** BEGIN Working data **

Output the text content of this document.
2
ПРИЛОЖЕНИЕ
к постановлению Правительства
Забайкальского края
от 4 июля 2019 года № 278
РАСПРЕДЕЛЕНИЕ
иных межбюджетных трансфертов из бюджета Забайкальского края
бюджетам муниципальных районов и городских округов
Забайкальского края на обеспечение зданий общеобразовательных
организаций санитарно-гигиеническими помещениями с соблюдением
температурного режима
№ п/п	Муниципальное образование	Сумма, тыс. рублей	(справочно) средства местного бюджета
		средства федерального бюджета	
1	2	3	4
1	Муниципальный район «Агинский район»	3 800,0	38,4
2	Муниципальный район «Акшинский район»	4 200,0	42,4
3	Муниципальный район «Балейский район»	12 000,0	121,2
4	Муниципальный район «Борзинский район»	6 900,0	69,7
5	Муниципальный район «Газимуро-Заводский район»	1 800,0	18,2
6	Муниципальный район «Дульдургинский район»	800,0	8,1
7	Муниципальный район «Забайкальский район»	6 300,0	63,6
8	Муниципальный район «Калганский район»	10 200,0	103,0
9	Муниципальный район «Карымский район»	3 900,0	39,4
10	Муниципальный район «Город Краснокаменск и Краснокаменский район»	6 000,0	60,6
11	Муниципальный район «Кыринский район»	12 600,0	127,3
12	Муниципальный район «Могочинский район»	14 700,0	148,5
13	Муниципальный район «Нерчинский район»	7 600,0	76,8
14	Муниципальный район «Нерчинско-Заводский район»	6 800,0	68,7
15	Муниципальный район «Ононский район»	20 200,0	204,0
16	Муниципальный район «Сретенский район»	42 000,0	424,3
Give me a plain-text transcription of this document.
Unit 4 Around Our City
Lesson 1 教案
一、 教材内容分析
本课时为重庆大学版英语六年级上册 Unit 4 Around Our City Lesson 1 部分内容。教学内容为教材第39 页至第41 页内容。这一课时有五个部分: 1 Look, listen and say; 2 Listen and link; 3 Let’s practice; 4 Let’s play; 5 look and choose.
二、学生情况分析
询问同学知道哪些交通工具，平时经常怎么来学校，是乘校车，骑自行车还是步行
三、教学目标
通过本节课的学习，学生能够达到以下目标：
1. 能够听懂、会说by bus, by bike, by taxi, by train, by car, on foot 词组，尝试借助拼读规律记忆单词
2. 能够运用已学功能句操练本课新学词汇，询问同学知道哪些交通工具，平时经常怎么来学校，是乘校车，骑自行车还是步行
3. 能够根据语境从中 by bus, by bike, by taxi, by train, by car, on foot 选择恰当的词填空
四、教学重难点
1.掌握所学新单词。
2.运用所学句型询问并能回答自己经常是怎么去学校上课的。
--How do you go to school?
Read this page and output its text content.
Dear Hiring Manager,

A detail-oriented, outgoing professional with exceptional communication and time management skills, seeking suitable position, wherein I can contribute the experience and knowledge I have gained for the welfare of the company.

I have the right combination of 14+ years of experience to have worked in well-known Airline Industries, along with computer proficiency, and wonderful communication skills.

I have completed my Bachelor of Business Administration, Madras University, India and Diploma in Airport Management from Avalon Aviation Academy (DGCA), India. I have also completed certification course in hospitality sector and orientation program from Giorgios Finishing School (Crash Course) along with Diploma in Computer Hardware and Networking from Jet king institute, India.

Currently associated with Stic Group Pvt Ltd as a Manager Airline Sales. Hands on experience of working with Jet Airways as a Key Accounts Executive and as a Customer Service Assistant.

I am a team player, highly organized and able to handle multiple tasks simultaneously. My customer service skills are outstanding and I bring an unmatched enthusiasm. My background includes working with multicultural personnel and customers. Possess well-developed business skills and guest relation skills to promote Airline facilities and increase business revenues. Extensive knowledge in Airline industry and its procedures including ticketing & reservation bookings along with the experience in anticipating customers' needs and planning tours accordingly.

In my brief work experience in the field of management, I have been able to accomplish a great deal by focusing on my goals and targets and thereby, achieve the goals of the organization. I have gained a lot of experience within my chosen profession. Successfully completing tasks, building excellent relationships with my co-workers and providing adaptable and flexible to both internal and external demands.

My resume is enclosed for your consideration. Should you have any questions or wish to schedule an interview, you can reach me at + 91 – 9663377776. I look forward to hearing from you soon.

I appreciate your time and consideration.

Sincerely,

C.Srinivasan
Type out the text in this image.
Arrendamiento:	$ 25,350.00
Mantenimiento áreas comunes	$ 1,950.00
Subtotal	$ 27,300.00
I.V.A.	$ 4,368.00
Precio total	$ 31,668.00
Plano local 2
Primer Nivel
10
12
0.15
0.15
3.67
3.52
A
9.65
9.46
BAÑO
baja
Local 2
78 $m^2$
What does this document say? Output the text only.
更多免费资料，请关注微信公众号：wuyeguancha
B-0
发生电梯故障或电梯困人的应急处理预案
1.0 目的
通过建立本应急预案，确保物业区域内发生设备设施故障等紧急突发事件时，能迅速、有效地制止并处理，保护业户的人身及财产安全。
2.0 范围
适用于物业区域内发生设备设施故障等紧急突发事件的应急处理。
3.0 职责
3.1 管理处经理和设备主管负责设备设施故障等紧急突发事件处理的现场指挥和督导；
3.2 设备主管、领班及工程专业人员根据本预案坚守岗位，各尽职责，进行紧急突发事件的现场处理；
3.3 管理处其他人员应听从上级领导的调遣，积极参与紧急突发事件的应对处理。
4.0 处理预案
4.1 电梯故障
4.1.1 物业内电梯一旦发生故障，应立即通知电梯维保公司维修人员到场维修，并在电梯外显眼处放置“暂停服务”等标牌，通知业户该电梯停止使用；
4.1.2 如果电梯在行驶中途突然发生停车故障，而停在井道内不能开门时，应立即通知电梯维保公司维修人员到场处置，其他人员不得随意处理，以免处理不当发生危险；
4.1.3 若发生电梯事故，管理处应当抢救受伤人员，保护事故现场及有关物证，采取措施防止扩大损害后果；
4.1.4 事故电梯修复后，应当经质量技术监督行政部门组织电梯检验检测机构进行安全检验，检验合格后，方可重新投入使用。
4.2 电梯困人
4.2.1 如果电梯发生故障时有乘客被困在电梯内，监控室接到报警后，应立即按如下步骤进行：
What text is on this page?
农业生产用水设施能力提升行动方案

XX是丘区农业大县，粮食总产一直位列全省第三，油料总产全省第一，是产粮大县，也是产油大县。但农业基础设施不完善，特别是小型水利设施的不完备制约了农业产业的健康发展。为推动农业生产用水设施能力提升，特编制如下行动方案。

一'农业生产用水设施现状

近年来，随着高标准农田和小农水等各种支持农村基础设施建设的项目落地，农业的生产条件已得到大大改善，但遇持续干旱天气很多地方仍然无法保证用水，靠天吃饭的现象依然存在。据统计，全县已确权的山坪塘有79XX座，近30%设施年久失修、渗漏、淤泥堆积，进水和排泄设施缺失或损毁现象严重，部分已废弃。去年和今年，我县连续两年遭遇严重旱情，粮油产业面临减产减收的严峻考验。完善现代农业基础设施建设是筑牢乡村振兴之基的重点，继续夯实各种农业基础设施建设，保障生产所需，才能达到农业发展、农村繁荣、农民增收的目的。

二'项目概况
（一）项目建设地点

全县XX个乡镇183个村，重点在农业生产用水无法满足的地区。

** END Working data **

▶ Stated problem: All of the data needs to be reproduced exactly, with no line missing.

▶ Solution for this problem:
Output the text content of this document.
2
ПРИЛОЖЕНИЕ
к постановлению Правительства
Забайкальского края
от 4 июля 2019 года № 278
РАСПРЕДЕЛЕНИЕ
иных межбюджетных трансфертов из бюджета Забайкальского края
бюджетам муниципальных районов и городских округов
Забайкальского края на обеспечение зданий общеобразовательных
организаций санитарно-гигиеническими помещениями с соблюдением
температурного режима
№ п/п	Муниципальное образование	Сумма, тыс. рублей	(справочно) средства местного бюджета
		средства федерального бюджета	
1	2	3	4
1	Муниципальный район «Агинский район»	3 800,0	38,4
2	Муниципальный район «Акшинский район»	4 200,0	42,4
3	Муниципальный район «Балейский район»	12 000,0	121,2
4	Муниципальный район «Борзинский район»	6 900,0	69,7
5	Муниципальный район «Газимуро-Заводский район»	1 800,0	18,2
6	Муниципальный район «Дульдургинский район»	800,0	8,1
7	Муниципальный район «Забайкальский район»	6 300,0	63,6
8	Муниципальный район «Калганский район»	10 200,0	103,0
9	Муниципальный район «Карымский район»	3 900,0	39,4
10	Муниципальный район «Город Краснокаменск и Краснокаменский район»	6 000,0	60,6
11	Муниципальный район «Кыринский район»	12 600,0	127,3
12	Муниципальный район «Могочинский район»	14 700,0	148,5
13	Муниципальный район «Нерчинский район»	7 600,0	76,8
14	Муниципальный район «Нерчинско-Заводский район»	6 800,0	68,7
15	Муниципальный район «Ононский район»	20 200,0	204,0
16	Муниципальный район «Сретенский район»	42 000,0	424,3
Give me a plain-text transcription of this document.
Unit 4 Around Our City
Lesson 1 教案
一、 教材内容分析
本课时为重庆大学版英语六年级上册 Unit 4 Around Our City Lesson 1 部分内容。教学内容为教材第39 页至第41 页内容。这一课时有五个部分: 1 Look, listen and say; 2 Listen and link; 3 Let’s practice; 4 Let’s play; 5 look and choose.
二、学生情况分析
询问同学知道哪些交通工具，平时经常怎么来学校，是乘校车，骑自行车还是步行
三、教学目标
通过本节课的学习，学生能够达到以下目标：
1. 能够听懂、会说by bus, by bike, by taxi, by train, by car, on foot 词组，尝试借助拼读规律记忆单词
2. 能够运用已学功能句操练本课新学词汇，询问同学知道哪些交通工具，平时经常怎么来学校，是乘校车，骑自行车还是步行
3. 能够根据语境从中 by bus, by bike, by taxi, by train, by car, on foot 选择恰当的词填空
四、教学重难点
1.掌握所学新单词。
2.运用所学句型询问并能回答自己经常是怎么去学校上课的。
--How do you go to school?
Read this page and output its text content.
Dear Hiring Manager,

A detail-oriented, outgoing professional with exceptional communication and time management skills, seeking suitable position, wherein I can contribute the experience and knowledge I have gained for the welfare of the company.

I have the right combination of 14+ years of experience to have worked in well-known Airline Industries, along with computer proficiency, and wonderful communication skills.

I have completed my Bachelor of Business Administration, Madras University, India and Diploma in Airport Management from Avalon Aviation Academy (DGCA), India. I have also completed certification course in hospitality sector and orientation program from Giorgios Finishing School (Crash Course) along with Diploma in Computer Hardware and Networking from Jet king institute, India.

Currently associated with Stic Group Pvt Ltd as a Manager Airline Sales. Hands on experience of working with Jet Airways as a Key Accounts Executive and as a Customer Service Assistant.

I am a team player, highly organized and able to handle multiple tasks simultaneously. My customer service skills are outstanding and I bring an unmatched enthusiasm. My background includes working with multicultural personnel and customers. Possess well-developed business skills and guest relation skills to promote Airline facilities and increase business revenues. Extensive knowledge in Airline industry and its procedures including ticketing & reservation bookings along with the experience in anticipating customers' needs and planning tours accordingly.

In my brief work experience in the field of management, I have been able to accomplish a great deal by focusing on my goals and targets and thereby, achieve the goals of the organization. I have gained a lot of experience within my chosen profession. Successfully completing tasks, building excellent relationships with my co-workers and providing adaptable and flexible to both internal and external demands.

My resume is enclosed for your consideration. Should you have any questions or wish to schedule an interview, you can reach me at + 91 – 9663377776. I look forward to hearing from you soon.

I appreciate your time and consideration.

Sincerely,

C.Srinivasan
Type out the text in this image.
Arrendamiento:	$ 25,350.00
Mantenimiento áreas comunes	$ 1,950.00
Subtotal	$ 27,300.00
I.V.A.	$ 4,368.00
Precio total	$ 31,668.00
Plano local 2
Primer Nivel
10
12
0.15
0.15
3.67
3.52
A
9.65
9.46
BAÑO
baja
Local 2
78 $m^2$
What does this document say? Output the text only.
更多免费资料，请关注微信公众号：wuyeguancha
B-0
发生电梯故障或电梯困人的应急处理预案
1.0 目的
通过建立本应急预案，确保物业区域内发生设备设施故障等紧急突发事件时，能迅速、有效地制止并处理，保护业户的人身及财产安全。
2.0 范围
适用于物业区域内发生设备设施故障等紧急突发事件的应急处理。
3.0 职责
3.1 管理处经理和设备主管负责设备设施故障等紧急突发事件处理的现场指挥和督导；
3.2 设备主管、领班及工程专业人员根据本预案坚守岗位，各尽职责，进行紧急突发事件的现场处理；
3.3 管理处其他人员应听从上级领导的调遣，积极参与紧急突发事件的应对处理。
4.0 处理预案
4.1 电梯故障
4.1.1 物业内电梯一旦发生故障，应立即通知电梯维保公司维修人员到场维修，并在电梯外显眼处放置“暂停服务”等标牌，通知业户该电梯停止使用；
4.1.2 如果电梯在行驶中途突然发生停车故障，而停在井道内不能开门时，应立即通知电梯维保公司维修人员到场处置，其他人员不得随意处理，以免处理不当发生危险；
4.1.3 若发生电梯事故，管理处应当抢救受伤人员，保护事故现场及有关物证，采取措施防止扩大损害后果；
4.1.4 事故电梯修复后，应当经质量技术监督行政部门组织电梯检验检测机构进行安全检验，检验合格后，方可重新投入使用。
4.2 电梯困人
4.2.1 如果电梯发生故障时有乘客被困在电梯内，监控室接到报警后，应立即按如下步骤进行：
What text is on this page?
农业生产用水设施能力提升行动方案

XX是丘区农业大县，粮食总产一直位列全省第三，油料总产全省第一，是产粮大县，也是产油大县。但农业基础设施不完善，特别是小型水利设施的不完备制约了农业产业的健康发展。为推动农业生产用水设施能力提升，特编制如下行动方案。

一'农业生产用水设施现状

近年来，随着高标准农田和小农水等各种支持农村基础设施建设的项目落地，农业的生产条件已得到大大改善，但遇持续干旱天气很多地方仍然无法保证用水，靠天吃饭的现象依然存在。据统计，全县已确权的山坪塘有79XX座，近30%设施年久失修、渗漏、淤泥堆积，进水和排泄设施缺失或损毁现象严重，部分已废弃。去年和今年，我县连续两年遭遇严重旱情，粮油产业面临减产减收的严峻考验。完善现代农业基础设施建设是筑牢乡村振兴之基的重点，继续夯实各种农业基础设施建设，保障生产所需，才能达到农业发展、农村繁荣、农民增收的目的。

二'项目概况
（一）项目建设地点

全县XX个乡镇183个村，重点在农业生产用水无法满足的地区。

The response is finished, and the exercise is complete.